## WRITTEN EXERCISE
Copy every line of the records below where the word "name" occurs.
** BEGIN **
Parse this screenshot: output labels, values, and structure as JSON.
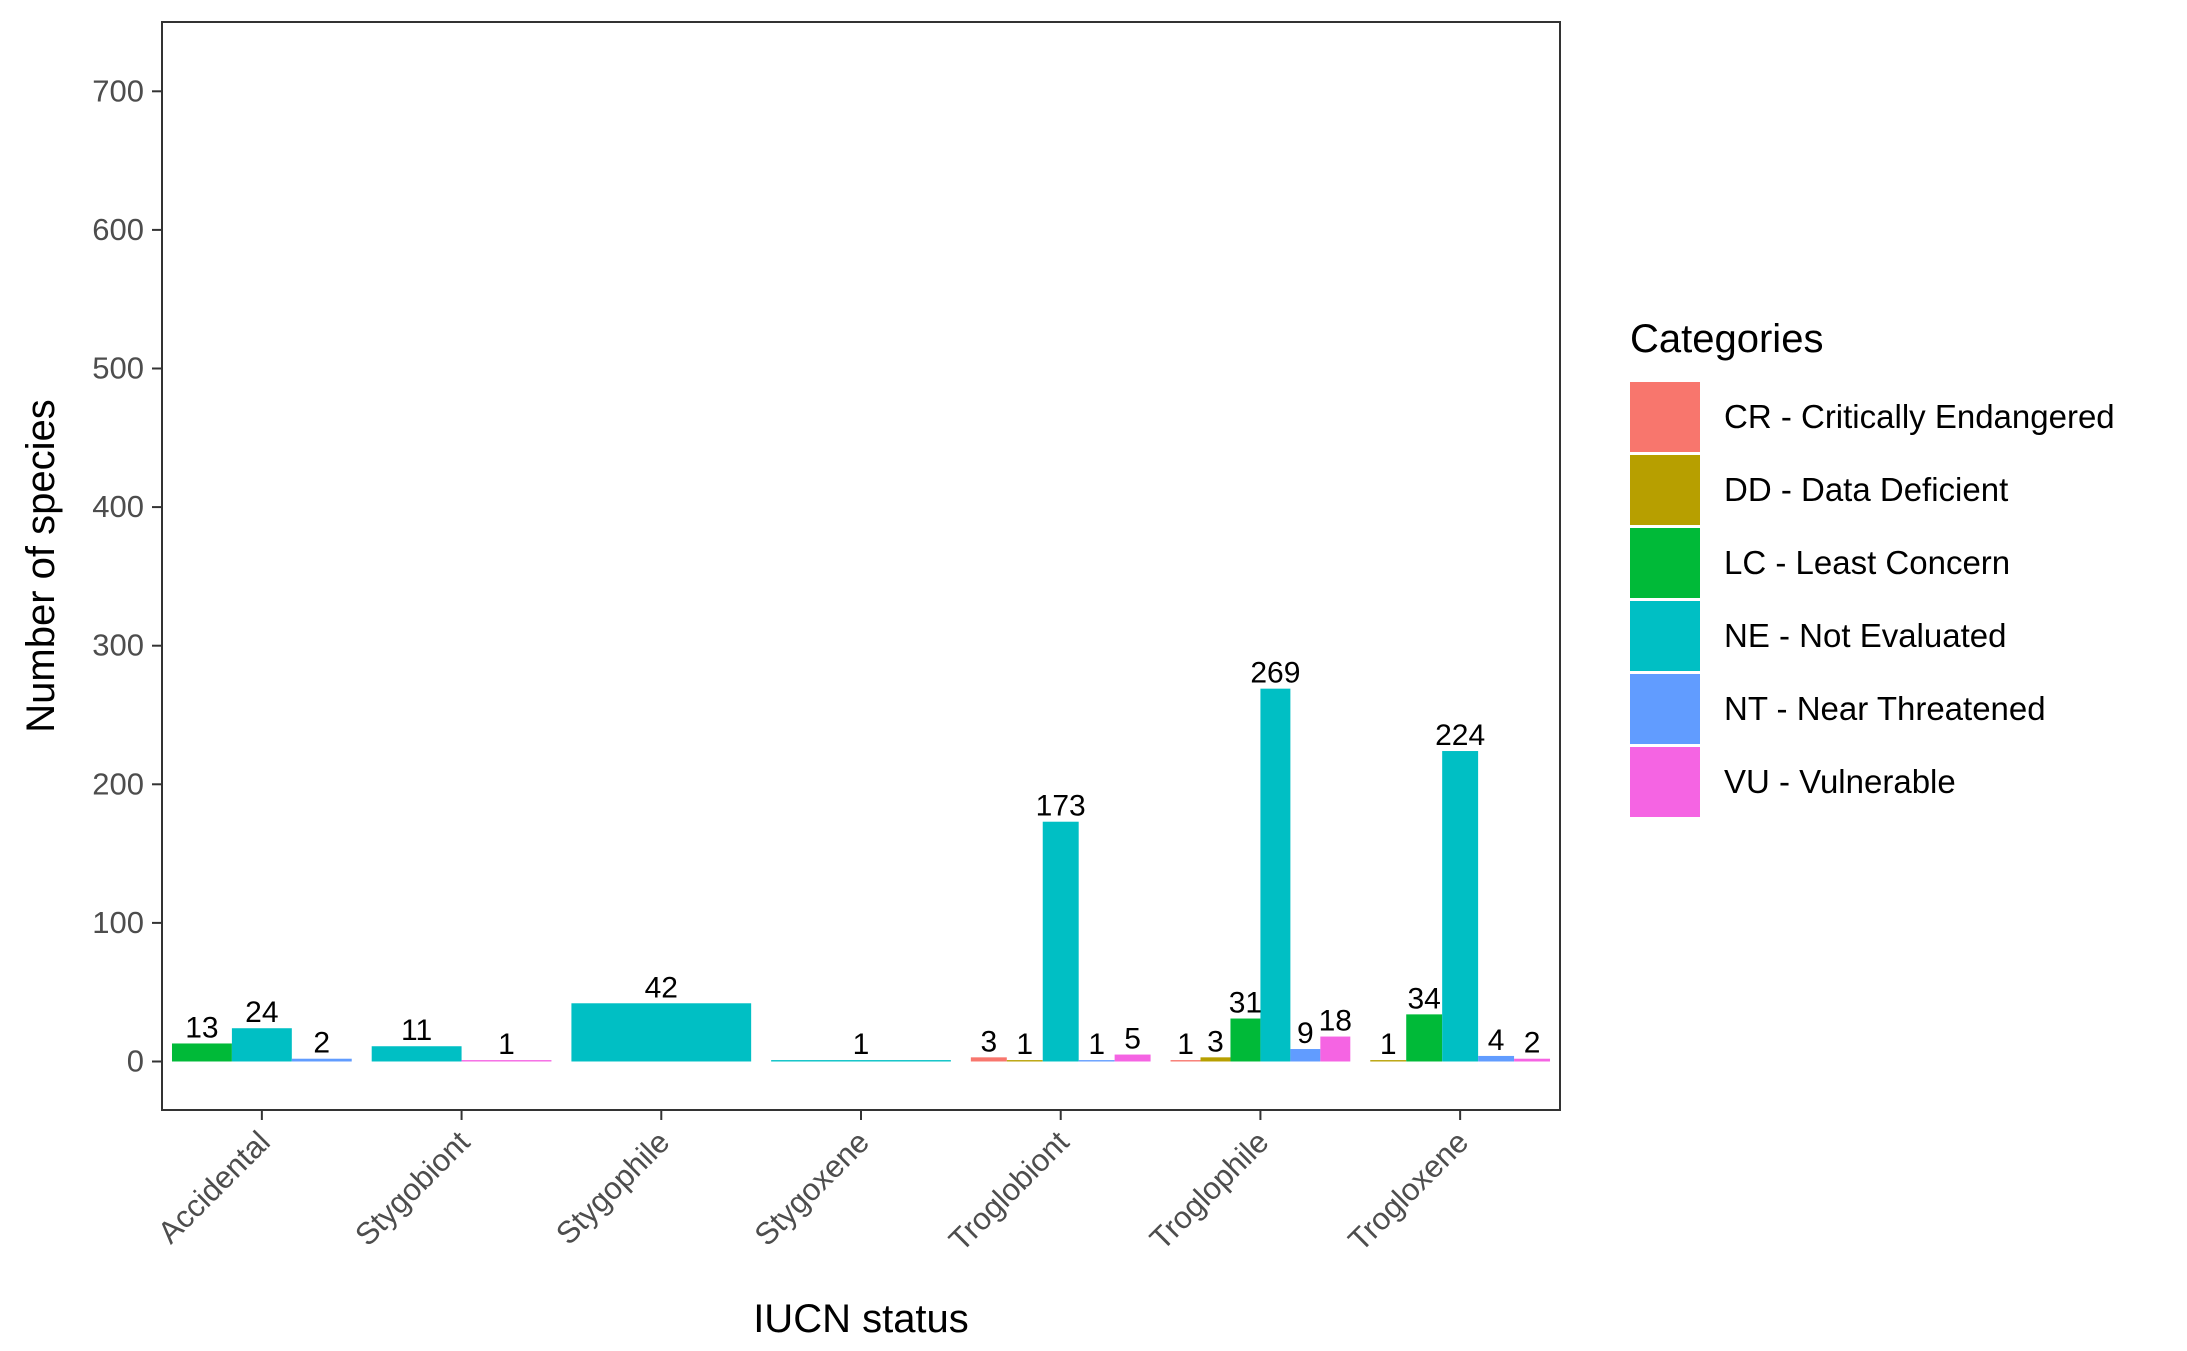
{
  "chart_data": {
    "type": "bar",
    "xlabel": "IUCN status",
    "ylabel": "Number of species",
    "ylim": [
      -35,
      750
    ],
    "yticks": [
      0,
      100,
      200,
      300,
      400,
      500,
      600,
      700
    ],
    "grid": false,
    "legend_position": "right",
    "legend_title": "Categories",
    "categories": [
      "Accidental",
      "Stygobiont",
      "Stygophile",
      "Stygoxene",
      "Troglobiont",
      "Troglophile",
      "Trogloxene"
    ],
    "series": [
      {
        "key": "CR",
        "name": "CR - Critically Endangered",
        "color": "#F8766D"
      },
      {
        "key": "DD",
        "name": "DD - Data Deficient",
        "color": "#B79F00"
      },
      {
        "key": "LC",
        "name": "LC - Least Concern",
        "color": "#00BA38"
      },
      {
        "key": "NE",
        "name": "NE - Not Evaluated",
        "color": "#00BFC4"
      },
      {
        "key": "NT",
        "name": "NT - Near Threatened",
        "color": "#619CFF"
      },
      {
        "key": "VU",
        "name": "VU - Vulnerable",
        "color": "#F564E3"
      }
    ],
    "groups": [
      {
        "category": "Accidental",
        "bars": [
          {
            "series": "LC",
            "value": 13
          },
          {
            "series": "NE",
            "value": 24
          },
          {
            "series": "NT",
            "value": 2
          }
        ]
      },
      {
        "category": "Stygobiont",
        "bars": [
          {
            "series": "NE",
            "value": 11
          },
          {
            "series": "VU",
            "value": 1
          }
        ]
      },
      {
        "category": "Stygophile",
        "bars": [
          {
            "series": "NE",
            "value": 42
          }
        ]
      },
      {
        "category": "Stygoxene",
        "bars": [
          {
            "series": "NE",
            "value": 1
          }
        ]
      },
      {
        "category": "Troglobiont",
        "bars": [
          {
            "series": "CR",
            "value": 3
          },
          {
            "series": "DD",
            "value": 1
          },
          {
            "series": "NE",
            "value": 173
          },
          {
            "series": "NT",
            "value": 1
          },
          {
            "series": "VU",
            "value": 5
          }
        ]
      },
      {
        "category": "Troglophile",
        "bars": [
          {
            "series": "CR",
            "value": 1
          },
          {
            "series": "DD",
            "value": 3
          },
          {
            "series": "LC",
            "value": 31
          },
          {
            "series": "NE",
            "value": 269
          },
          {
            "series": "NT",
            "value": 9
          },
          {
            "series": "VU",
            "value": 18
          }
        ]
      },
      {
        "category": "Trogloxene",
        "bars": [
          {
            "series": "DD",
            "value": 1
          },
          {
            "series": "LC",
            "value": 34
          },
          {
            "series": "NE",
            "value": 224
          },
          {
            "series": "NT",
            "value": 4
          },
          {
            "series": "VU",
            "value": 2
          }
        ]
      }
    ]
  }
}
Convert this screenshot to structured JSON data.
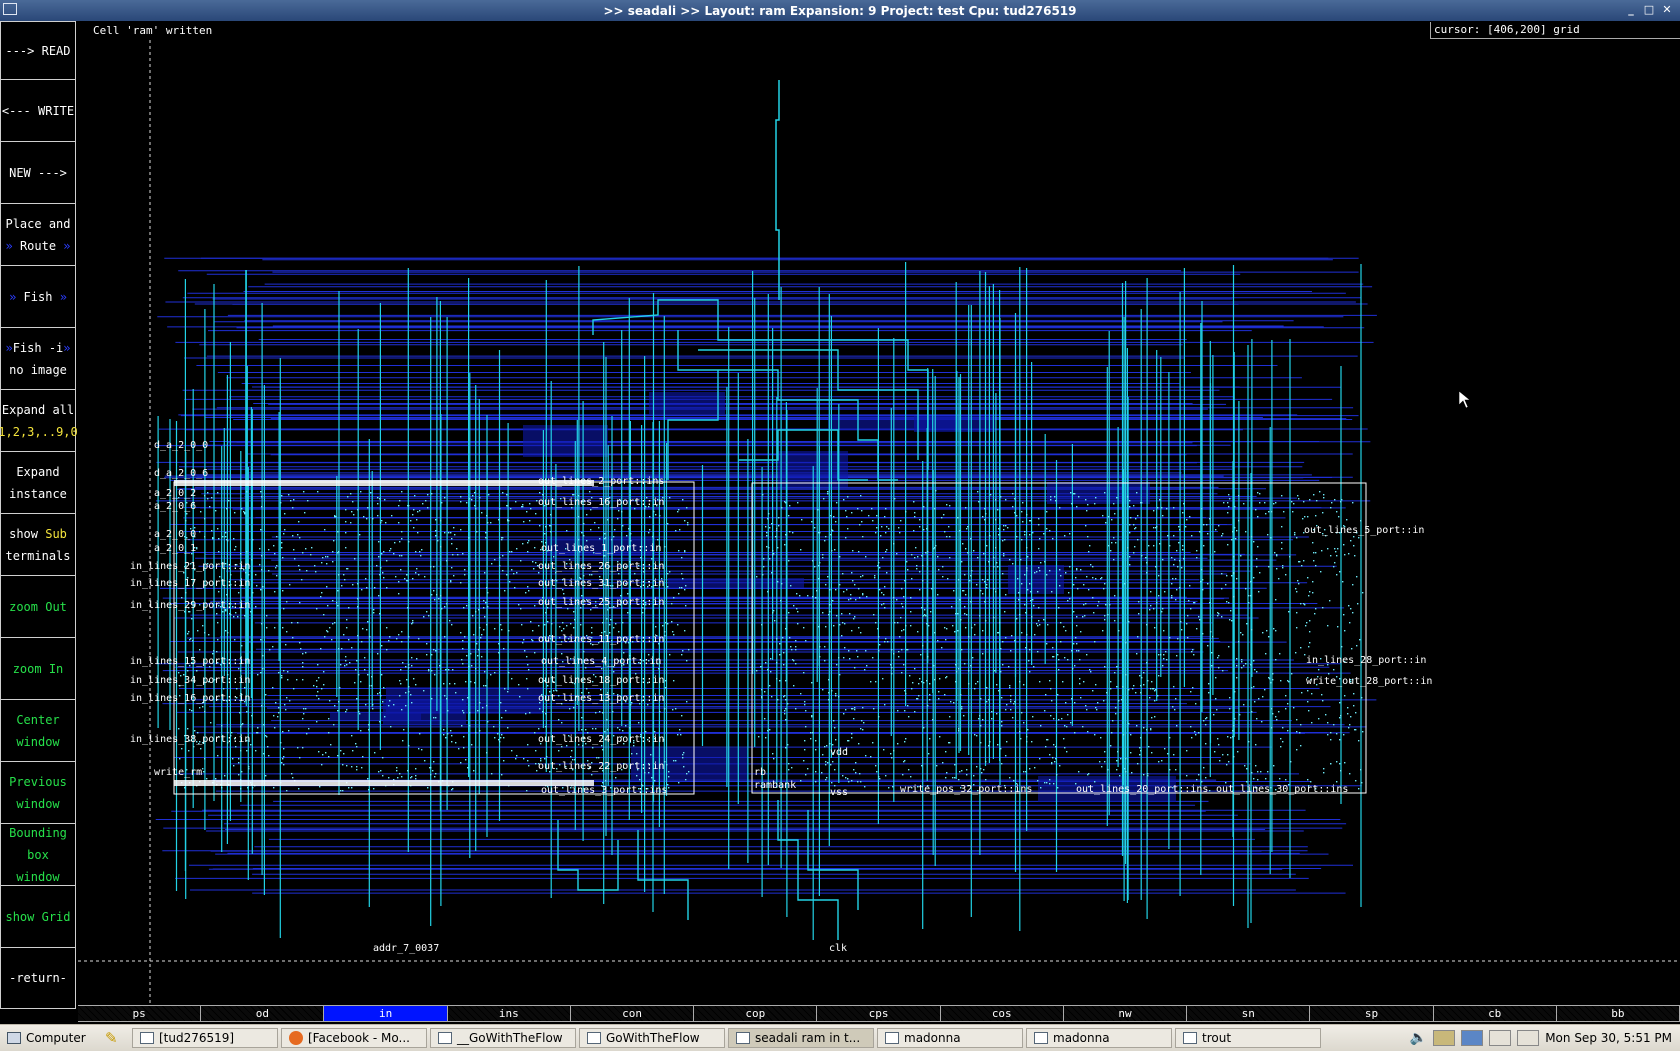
{
  "window": {
    "title": ">> seadali >>   Layout: ram  Expansion: 9  Project: test  Cpu: tud276519",
    "controls": [
      "_",
      "□",
      "✕"
    ]
  },
  "status": {
    "message": "Cell 'ram' written",
    "cursor_readout": "cursor: [406,200] grid"
  },
  "sidebar": {
    "read": "---> READ",
    "write": "<--- WRITE",
    "new": "NEW --->",
    "place_1": "Place and",
    "place_2": "Route",
    "fish": "Fish",
    "fishi_1": "Fish -i",
    "fishi_2": "no image",
    "expand_all": "Expand all",
    "expand_levels": "1,2,3,..9,0",
    "expand_inst_1": "Expand",
    "expand_inst_2": "instance",
    "show_sub_a": "show ",
    "show_sub_b": "Sub",
    "show_sub_2": "terminals",
    "zoom_out": "zoom Out",
    "zoom_in": "zoom In",
    "center_1": "Center",
    "center_2": "window",
    "prev_1": "Previous",
    "prev_2": "window",
    "bbox_1": "Bounding box",
    "bbox_2": "window",
    "show_grid": "show Grid",
    "return": "-return-"
  },
  "layout": {
    "labels_left": [
      "d_a_2_0_0",
      "d_a_2_0_6",
      "a_2_0_2",
      "a_2_0_6",
      "a_2_0_0",
      "a_2_0_1",
      "in_lines_21_port::in",
      "in_lines_17_port::in",
      "in_lines_29_port::in",
      "in_lines_15_port::in",
      "in_lines_34_port::in",
      "in_lines_16_port::in",
      "in_lines_38_port::in",
      "write_rm"
    ],
    "labels_mid": [
      "out_lines_2_port::ins",
      "out_lines_16_port::in",
      "out_lines_1_port::in",
      "out_lines_26_port::in",
      "out_lines_31_port::in",
      "out_lines_25_port::in",
      "out_lines_11_port::in",
      "out_lines_4_port::in",
      "out_lines_18_port::in",
      "out_lines_13_port::in",
      "out_lines_24_port::in",
      "out_lines_22_port::in",
      "out_lines_3_port::ins"
    ],
    "labels_right": [
      "out_lines_5_port::in",
      "in_lines_28_port::in",
      "write_out_28_port::in"
    ],
    "labels_bottom": [
      "vdd",
      "rb",
      "rambank",
      "vss",
      "write_pos_32_port::ins",
      "out_lines_20_port::ins",
      "out_lines_30_port::ins",
      "clk",
      "addr_7_0037"
    ]
  },
  "layers": [
    "ps",
    "od",
    "in",
    "ins",
    "con",
    "cop",
    "cps",
    "cos",
    "nw",
    "sn",
    "sp",
    "cb",
    "bb"
  ],
  "active_layer": "in",
  "taskbar": {
    "start": "Computer",
    "windows": [
      "[tud276519]",
      "[Facebook - Mo...",
      "__GoWithTheFlow",
      "GoWithTheFlow",
      "seadali  ram in t...",
      "madonna",
      "madonna",
      "trout"
    ],
    "active_window": "seadali  ram in t...",
    "clock": "Mon Sep 30,  5:51 PM"
  }
}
** END **
## OUTPUT FOR THIS TASK
        "name": "CR - Critically Endangered",
        "name": "DD - Data Deficient",
        "name": "LC - Least Concern",
        "name": "NE - Not Evaluated",
        "name": "NT - Near Threatened",
        "name": "VU - Vulnerable",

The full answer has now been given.